● WORK TO COMPLETE:
Look for the string "名以上的专职纪检干部" in every line, and copy each line that has it.

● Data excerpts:
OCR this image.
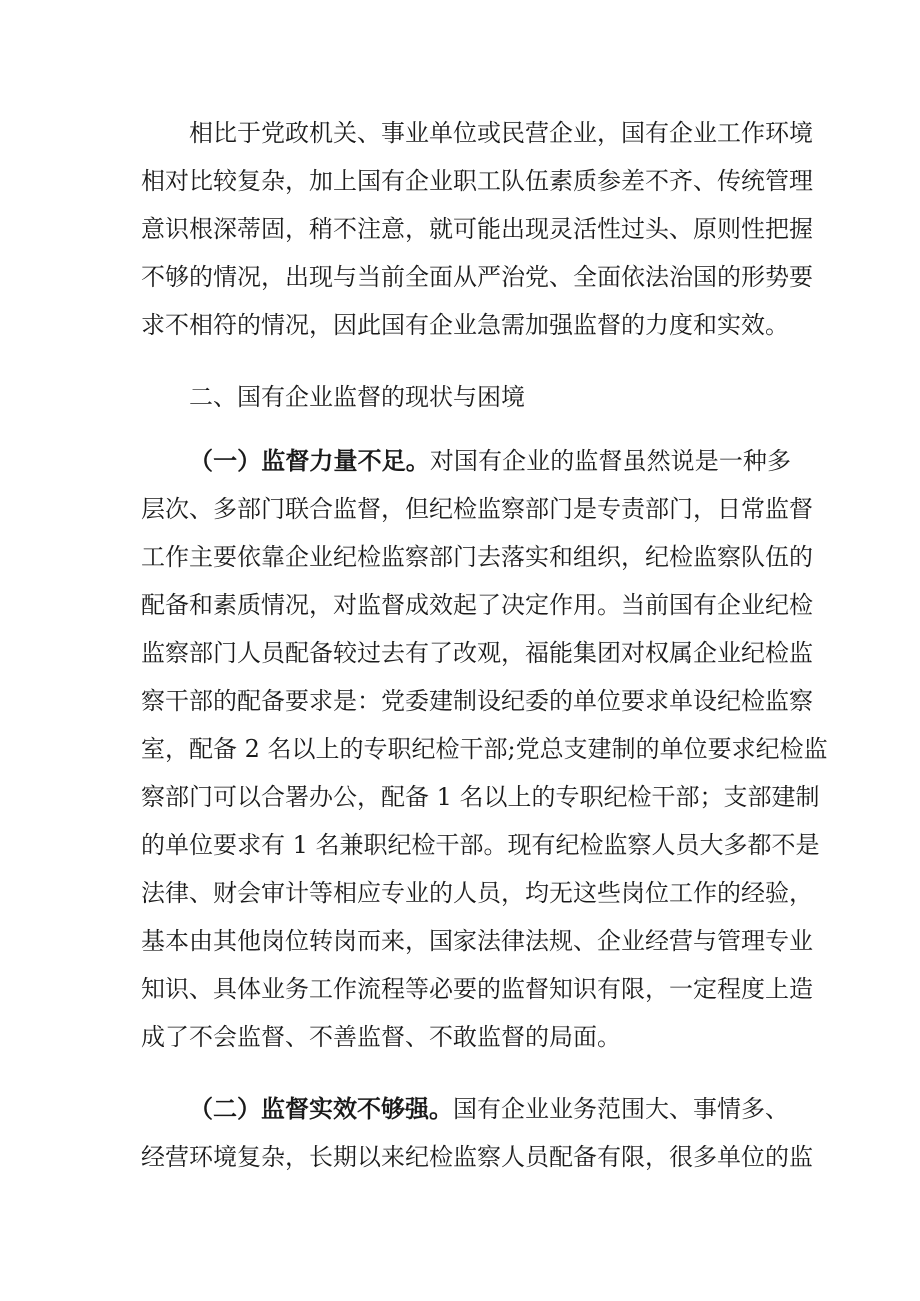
相比于党政机关、事业单位或民营企业，国有企业工作环境
相对比较复杂，加上国有企业职工队伍素质参差不齐、传统管理
意识根深蒂固，稍不注意，就可能出现灵活性过头、原则性把握
不够的情况，出现与当前全面从严治党、全面依法治国的形势要
求不相符的情况，因此国有企业急需加强监督的力度和实效。
二、国有企业监督的现状与困境
（一）监督力量不足。对国有企业的监督虽然说是一种多
层次、多部门联合监督，但纪检监察部门是专责部门，日常监督
工作主要依靠企业纪检监察部门去落实和组织，纪检监察队伍的
配备和素质情况，对监督成效起了决定作用。当前国有企业纪检
监察部门人员配备较过去有了改观，福能集团对权属企业纪检监
察干部的配备要求是：党委建制设纪委的单位要求单设纪检监察
室，配备 2 名以上的专职纪检干部;党总支建制的单位要求纪检监
察部门可以合署办公，配备 1 名以上的专职纪检干部；支部建制
的单位要求有 1 名兼职纪检干部。现有纪检监察人员大多都不是
法律、财会审计等相应专业的人员，均无这些岗位工作的经验，
基本由其他岗位转岗而来，国家法律法规、企业经营与管理专业
知识、具体业务工作流程等必要的监督知识有限，一定程度上造
成了不会监督、不善监督、不敢监督的局面。
（二）监督实效不够强。国有企业业务范围大、事情多、
经营环境复杂，长期以来纪检监察人员配备有限，很多单位的监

● FINISHED EXERCISE:
室，配备 2 名以上的专职纪检干部;党总支建制的单位要求纪检监
察部门可以合署办公，配备 1 名以上的专职纪检干部；支部建制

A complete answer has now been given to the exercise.